### [Data supplied]
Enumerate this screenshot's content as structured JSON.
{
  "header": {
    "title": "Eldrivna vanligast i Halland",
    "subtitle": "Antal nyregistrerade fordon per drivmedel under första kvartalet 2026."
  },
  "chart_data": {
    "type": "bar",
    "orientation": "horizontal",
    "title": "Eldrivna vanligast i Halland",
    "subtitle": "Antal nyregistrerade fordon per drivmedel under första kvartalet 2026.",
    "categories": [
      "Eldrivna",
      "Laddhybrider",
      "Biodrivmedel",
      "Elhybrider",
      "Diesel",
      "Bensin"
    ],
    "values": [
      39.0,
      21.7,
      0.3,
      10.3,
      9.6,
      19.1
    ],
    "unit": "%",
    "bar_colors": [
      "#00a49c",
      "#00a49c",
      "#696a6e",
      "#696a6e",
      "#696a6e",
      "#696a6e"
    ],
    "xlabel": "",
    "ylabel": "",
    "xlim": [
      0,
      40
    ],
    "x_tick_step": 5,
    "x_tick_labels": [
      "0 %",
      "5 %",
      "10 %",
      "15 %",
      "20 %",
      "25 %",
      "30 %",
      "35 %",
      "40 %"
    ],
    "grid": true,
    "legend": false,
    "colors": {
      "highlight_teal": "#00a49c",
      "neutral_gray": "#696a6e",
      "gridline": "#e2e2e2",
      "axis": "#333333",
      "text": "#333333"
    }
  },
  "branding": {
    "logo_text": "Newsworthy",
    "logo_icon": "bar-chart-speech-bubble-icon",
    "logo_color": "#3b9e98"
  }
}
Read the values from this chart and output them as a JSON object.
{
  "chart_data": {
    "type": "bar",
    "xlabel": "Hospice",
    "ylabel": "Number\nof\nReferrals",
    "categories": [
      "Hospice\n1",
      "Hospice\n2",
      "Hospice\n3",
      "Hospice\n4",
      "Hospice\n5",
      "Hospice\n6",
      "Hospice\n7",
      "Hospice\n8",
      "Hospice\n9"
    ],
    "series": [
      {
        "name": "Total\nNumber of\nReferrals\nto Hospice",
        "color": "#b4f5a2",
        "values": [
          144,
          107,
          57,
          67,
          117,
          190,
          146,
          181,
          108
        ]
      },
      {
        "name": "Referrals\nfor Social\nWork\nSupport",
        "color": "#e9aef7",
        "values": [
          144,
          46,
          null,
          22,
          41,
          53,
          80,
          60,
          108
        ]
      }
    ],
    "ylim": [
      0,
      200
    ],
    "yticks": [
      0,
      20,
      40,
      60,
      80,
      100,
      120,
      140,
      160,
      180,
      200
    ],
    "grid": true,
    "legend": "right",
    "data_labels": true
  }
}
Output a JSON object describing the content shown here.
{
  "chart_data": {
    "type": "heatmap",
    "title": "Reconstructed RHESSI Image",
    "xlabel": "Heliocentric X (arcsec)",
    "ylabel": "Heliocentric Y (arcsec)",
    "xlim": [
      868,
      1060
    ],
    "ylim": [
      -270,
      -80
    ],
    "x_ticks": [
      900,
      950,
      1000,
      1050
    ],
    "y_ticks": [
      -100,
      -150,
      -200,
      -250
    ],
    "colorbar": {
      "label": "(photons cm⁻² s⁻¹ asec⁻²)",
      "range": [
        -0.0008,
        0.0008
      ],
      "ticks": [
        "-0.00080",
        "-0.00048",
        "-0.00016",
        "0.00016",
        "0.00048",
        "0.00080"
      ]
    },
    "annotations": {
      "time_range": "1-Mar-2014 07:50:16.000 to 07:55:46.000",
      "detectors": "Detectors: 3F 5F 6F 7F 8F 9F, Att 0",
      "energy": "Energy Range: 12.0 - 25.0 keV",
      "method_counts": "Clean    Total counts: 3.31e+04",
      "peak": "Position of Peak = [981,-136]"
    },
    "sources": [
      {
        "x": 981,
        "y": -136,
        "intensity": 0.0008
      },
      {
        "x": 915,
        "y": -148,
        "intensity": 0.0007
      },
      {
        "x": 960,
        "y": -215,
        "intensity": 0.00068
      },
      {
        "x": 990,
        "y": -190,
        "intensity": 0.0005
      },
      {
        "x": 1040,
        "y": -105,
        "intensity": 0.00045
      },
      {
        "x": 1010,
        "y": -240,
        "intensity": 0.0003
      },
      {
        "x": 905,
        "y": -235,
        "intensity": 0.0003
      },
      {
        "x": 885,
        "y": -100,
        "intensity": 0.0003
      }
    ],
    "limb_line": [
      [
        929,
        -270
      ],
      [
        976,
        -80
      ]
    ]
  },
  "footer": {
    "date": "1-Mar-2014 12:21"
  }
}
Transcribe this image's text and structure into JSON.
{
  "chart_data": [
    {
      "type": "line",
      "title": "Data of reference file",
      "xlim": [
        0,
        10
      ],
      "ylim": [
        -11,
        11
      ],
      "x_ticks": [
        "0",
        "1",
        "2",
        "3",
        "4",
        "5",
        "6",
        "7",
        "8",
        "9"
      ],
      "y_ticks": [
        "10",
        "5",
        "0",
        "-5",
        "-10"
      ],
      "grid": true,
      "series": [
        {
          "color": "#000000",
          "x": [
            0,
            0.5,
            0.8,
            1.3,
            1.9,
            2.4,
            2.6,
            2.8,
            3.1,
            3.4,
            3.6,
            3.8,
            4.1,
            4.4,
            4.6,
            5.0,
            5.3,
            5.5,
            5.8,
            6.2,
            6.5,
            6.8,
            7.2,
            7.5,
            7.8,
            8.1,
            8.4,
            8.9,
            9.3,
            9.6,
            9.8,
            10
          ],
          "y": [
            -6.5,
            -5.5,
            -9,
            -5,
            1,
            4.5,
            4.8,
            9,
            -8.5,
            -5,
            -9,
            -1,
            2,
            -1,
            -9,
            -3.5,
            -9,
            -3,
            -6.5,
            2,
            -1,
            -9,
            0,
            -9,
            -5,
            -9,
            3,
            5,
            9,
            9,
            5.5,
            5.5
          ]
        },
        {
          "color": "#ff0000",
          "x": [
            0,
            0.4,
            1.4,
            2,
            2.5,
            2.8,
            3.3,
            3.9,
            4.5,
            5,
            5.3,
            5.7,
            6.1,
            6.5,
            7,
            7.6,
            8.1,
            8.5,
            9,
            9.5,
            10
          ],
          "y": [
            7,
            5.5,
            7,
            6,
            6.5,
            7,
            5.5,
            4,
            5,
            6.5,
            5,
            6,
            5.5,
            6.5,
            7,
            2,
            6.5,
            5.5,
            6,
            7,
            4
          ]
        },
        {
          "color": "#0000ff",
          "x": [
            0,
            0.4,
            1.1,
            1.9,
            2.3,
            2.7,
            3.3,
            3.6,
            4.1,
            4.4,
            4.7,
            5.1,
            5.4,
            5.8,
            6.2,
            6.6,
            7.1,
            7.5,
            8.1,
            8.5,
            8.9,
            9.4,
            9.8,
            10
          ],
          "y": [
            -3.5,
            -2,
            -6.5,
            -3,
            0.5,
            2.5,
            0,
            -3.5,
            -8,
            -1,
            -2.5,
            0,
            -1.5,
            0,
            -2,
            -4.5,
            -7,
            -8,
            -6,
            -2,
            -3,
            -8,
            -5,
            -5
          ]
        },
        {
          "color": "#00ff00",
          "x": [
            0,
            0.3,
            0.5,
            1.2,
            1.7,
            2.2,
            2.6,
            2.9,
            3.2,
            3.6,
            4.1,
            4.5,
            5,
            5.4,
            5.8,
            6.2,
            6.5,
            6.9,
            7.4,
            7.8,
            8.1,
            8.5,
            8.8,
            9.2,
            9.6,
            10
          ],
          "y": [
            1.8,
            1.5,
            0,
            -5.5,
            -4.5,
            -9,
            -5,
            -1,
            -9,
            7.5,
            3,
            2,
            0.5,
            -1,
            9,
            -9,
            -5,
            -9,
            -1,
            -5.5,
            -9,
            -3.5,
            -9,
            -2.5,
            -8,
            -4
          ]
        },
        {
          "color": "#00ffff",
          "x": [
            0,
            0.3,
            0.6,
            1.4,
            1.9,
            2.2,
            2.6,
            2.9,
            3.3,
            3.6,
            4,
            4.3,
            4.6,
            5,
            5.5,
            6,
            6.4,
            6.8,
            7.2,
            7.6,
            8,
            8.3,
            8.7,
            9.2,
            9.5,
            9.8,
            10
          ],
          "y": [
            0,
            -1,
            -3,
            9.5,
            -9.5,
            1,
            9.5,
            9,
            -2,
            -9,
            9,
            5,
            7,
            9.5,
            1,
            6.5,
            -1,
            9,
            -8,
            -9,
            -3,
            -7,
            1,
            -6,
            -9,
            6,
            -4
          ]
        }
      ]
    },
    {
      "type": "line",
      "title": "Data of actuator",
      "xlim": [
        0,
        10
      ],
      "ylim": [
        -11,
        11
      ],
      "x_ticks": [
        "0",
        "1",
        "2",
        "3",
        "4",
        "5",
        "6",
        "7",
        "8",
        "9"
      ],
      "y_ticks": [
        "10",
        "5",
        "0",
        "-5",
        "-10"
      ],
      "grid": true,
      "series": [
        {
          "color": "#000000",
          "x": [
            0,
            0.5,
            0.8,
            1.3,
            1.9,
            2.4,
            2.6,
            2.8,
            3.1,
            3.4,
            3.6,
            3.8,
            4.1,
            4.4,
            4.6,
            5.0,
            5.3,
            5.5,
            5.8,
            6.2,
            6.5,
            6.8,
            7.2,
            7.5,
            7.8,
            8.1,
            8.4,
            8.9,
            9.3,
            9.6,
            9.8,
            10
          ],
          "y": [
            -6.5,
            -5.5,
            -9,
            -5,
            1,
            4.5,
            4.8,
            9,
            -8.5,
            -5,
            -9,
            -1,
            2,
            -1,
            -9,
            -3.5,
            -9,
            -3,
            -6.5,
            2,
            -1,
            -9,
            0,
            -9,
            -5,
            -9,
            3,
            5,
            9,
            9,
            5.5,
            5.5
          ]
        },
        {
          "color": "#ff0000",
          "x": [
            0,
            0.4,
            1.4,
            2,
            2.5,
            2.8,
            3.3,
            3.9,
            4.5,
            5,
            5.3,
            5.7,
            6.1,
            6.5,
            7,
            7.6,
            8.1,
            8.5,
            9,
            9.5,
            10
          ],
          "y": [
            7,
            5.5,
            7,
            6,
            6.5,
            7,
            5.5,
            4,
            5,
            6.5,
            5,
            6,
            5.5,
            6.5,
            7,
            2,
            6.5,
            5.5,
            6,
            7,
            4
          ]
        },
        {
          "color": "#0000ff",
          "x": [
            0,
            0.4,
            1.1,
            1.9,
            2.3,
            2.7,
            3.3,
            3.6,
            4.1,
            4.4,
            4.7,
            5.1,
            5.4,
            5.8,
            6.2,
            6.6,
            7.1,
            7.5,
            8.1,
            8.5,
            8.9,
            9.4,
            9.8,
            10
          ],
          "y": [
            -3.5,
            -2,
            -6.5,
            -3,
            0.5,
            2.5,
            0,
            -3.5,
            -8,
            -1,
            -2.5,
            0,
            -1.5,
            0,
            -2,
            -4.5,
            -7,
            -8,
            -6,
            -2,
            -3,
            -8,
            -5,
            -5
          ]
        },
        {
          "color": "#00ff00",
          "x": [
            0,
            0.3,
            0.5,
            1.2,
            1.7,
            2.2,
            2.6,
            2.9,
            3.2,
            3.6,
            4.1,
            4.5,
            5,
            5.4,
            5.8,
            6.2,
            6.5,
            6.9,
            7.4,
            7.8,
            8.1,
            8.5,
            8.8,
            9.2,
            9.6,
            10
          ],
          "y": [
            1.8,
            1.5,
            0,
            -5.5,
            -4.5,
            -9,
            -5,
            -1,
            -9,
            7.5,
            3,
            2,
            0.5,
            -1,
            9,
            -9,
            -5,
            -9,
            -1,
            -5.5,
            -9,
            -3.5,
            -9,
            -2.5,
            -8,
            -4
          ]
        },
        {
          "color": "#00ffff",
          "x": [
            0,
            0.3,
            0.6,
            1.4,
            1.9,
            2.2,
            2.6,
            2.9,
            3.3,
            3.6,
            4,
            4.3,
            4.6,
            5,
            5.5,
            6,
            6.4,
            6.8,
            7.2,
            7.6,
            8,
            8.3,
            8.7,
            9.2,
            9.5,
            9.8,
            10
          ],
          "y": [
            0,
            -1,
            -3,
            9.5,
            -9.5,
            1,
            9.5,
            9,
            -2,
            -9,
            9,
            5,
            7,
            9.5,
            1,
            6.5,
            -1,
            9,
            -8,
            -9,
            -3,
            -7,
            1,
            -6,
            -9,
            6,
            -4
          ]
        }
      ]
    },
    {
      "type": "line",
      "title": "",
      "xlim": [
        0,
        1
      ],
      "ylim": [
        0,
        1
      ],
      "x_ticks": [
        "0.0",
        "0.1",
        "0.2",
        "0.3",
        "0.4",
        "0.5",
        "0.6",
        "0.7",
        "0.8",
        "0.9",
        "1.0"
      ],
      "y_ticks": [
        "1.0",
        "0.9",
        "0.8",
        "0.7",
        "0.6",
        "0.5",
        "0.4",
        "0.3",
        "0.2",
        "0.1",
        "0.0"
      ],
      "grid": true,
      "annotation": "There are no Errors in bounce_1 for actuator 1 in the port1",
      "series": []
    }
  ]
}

### [What the task requires]
Within the listing above, copy each line that has the string "name".

### [Response for this exercise]
        "name": "Total\nNumber of\nReferrals\nto Hospice",
        "name": "Referrals\nfor Social\nWork\nSupport",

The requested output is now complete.